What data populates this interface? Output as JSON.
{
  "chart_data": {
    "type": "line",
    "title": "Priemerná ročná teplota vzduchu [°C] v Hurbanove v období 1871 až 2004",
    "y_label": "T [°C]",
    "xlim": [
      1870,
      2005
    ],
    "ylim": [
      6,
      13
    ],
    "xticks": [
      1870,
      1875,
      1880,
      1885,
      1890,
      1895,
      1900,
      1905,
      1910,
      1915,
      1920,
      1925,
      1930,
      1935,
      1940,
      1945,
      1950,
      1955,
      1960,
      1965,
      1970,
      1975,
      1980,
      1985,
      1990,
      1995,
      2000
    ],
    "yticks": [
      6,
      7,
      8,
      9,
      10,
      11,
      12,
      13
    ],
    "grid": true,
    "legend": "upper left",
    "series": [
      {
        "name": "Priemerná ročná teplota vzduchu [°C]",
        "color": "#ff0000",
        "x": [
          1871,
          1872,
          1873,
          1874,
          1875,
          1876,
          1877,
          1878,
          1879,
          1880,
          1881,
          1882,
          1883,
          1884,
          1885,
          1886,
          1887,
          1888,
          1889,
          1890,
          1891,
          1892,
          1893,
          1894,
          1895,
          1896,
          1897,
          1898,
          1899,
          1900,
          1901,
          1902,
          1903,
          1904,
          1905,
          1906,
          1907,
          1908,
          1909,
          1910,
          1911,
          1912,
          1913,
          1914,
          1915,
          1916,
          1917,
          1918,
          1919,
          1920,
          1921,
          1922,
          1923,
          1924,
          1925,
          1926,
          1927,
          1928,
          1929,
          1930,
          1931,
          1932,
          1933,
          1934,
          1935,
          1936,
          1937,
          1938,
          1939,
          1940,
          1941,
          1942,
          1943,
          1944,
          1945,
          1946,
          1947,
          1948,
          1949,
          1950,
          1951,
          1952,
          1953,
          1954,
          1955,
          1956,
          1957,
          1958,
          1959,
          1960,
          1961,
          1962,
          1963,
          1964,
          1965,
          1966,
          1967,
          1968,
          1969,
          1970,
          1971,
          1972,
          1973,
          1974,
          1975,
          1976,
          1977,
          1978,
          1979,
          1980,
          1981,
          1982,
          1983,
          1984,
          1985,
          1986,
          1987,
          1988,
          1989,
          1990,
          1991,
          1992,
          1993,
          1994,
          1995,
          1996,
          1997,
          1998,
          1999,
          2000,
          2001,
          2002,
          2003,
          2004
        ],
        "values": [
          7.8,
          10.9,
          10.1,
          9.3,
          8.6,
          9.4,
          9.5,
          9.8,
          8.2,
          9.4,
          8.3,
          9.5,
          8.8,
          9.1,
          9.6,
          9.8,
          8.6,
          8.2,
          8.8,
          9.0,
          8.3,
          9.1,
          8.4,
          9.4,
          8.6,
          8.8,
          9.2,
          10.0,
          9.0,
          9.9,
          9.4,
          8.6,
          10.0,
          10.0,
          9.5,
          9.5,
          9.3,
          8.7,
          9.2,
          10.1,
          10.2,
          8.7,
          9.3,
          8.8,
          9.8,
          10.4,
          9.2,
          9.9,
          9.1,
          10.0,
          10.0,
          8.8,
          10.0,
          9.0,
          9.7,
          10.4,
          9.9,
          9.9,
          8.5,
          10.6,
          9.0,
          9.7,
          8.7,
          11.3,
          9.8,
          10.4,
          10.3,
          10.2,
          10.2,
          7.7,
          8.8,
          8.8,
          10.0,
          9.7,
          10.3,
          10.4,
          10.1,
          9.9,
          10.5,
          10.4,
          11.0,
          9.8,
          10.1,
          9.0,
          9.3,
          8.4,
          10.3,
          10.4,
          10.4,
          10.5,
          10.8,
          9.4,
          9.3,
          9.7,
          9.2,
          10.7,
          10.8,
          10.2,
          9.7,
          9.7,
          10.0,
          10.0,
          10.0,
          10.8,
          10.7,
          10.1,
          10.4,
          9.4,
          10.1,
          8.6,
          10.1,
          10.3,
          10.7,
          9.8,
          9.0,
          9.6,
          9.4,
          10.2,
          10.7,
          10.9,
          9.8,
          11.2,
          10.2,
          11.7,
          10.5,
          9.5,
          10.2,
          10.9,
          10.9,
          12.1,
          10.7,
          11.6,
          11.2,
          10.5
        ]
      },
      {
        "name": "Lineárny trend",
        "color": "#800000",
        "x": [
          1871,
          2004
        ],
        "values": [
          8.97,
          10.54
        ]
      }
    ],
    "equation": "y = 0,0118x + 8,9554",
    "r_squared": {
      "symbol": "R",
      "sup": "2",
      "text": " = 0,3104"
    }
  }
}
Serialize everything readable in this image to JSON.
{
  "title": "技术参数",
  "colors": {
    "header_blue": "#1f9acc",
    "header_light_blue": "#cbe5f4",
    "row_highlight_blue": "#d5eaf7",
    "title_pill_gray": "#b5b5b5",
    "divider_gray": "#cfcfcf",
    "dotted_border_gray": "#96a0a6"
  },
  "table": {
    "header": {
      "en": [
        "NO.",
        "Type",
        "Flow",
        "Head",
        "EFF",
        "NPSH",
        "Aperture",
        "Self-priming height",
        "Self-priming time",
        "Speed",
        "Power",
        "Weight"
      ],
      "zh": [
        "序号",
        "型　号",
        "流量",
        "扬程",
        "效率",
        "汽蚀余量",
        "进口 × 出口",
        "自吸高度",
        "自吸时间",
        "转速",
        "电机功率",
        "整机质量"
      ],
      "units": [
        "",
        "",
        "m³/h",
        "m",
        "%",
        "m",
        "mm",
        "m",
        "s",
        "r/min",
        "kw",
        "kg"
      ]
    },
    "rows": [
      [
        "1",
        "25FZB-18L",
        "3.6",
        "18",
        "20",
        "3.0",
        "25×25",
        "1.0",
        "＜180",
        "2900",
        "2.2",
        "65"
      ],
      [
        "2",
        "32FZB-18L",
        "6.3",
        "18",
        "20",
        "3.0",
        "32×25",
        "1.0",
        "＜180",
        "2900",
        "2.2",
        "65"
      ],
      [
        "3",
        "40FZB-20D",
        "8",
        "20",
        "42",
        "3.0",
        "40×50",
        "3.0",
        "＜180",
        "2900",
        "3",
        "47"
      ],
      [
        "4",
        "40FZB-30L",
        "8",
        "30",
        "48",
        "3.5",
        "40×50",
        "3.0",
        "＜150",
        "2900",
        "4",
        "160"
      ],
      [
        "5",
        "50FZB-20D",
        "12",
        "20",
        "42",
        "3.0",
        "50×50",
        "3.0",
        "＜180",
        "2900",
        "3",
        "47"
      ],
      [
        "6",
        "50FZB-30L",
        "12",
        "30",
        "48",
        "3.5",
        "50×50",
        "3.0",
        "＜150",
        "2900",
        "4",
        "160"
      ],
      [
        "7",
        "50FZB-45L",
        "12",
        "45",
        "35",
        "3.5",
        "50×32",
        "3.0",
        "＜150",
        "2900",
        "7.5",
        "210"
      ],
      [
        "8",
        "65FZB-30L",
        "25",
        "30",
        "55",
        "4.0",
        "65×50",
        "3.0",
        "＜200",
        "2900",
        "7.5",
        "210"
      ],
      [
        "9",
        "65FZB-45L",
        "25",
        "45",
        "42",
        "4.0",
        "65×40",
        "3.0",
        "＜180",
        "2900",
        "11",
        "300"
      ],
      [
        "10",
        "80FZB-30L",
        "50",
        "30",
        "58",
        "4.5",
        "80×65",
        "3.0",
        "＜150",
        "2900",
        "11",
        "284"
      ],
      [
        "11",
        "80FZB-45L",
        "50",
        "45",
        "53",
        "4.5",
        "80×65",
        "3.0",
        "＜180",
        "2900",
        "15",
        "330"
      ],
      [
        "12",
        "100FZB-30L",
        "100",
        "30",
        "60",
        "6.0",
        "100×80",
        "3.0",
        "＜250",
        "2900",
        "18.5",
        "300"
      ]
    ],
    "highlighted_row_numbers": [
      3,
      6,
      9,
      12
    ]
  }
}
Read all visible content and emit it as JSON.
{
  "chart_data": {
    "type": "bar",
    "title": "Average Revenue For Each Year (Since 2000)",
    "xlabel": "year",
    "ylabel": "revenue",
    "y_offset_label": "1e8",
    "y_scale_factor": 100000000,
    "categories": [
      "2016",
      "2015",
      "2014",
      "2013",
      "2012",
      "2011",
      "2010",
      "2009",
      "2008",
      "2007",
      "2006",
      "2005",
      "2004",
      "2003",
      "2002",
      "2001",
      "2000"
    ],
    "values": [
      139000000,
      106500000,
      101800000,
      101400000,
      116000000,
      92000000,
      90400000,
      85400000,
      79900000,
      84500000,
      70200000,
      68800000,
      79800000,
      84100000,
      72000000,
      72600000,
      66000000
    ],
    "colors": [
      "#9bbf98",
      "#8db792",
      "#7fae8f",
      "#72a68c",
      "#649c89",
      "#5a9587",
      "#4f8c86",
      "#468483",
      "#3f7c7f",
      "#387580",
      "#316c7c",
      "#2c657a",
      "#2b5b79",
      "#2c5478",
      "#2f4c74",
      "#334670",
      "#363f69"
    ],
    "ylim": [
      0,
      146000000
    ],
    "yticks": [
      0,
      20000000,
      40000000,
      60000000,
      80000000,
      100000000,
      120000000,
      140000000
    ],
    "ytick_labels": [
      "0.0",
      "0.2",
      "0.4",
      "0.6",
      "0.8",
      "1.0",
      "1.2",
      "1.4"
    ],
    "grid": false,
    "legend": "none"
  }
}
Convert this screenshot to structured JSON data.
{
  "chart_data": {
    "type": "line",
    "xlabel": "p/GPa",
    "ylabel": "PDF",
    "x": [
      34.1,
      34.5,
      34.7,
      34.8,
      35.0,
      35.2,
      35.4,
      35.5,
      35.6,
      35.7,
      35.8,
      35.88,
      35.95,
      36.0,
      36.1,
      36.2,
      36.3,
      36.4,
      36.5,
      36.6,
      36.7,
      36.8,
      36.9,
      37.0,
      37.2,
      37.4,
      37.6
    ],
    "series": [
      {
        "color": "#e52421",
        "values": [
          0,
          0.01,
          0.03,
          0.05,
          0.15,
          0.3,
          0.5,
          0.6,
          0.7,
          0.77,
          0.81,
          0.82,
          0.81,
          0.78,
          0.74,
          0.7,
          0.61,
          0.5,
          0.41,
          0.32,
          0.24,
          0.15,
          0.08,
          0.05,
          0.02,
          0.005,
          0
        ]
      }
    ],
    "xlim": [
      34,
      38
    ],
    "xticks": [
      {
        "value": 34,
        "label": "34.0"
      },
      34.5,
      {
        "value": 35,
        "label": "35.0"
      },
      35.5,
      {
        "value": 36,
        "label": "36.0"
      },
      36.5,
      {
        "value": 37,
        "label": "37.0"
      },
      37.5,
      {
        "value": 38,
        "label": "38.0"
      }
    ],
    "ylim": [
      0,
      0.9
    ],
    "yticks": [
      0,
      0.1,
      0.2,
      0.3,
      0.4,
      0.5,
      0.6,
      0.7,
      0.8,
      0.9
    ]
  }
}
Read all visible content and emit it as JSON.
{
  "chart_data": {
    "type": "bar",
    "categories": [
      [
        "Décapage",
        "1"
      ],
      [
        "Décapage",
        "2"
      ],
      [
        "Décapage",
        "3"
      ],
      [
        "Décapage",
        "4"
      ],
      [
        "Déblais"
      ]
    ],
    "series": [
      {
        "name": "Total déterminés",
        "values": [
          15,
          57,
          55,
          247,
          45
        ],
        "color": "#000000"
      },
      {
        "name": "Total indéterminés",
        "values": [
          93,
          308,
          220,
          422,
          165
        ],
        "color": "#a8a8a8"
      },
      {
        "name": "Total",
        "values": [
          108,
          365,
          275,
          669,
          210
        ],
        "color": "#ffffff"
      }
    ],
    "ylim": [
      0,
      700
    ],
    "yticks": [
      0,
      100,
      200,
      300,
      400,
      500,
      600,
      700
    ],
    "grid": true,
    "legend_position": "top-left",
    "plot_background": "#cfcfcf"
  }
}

• **Directive**: Copy all lines of the listing above that contain the string "left".

• **Solution below**:
    "legend": "upper left",
    "legend_position": "top-left",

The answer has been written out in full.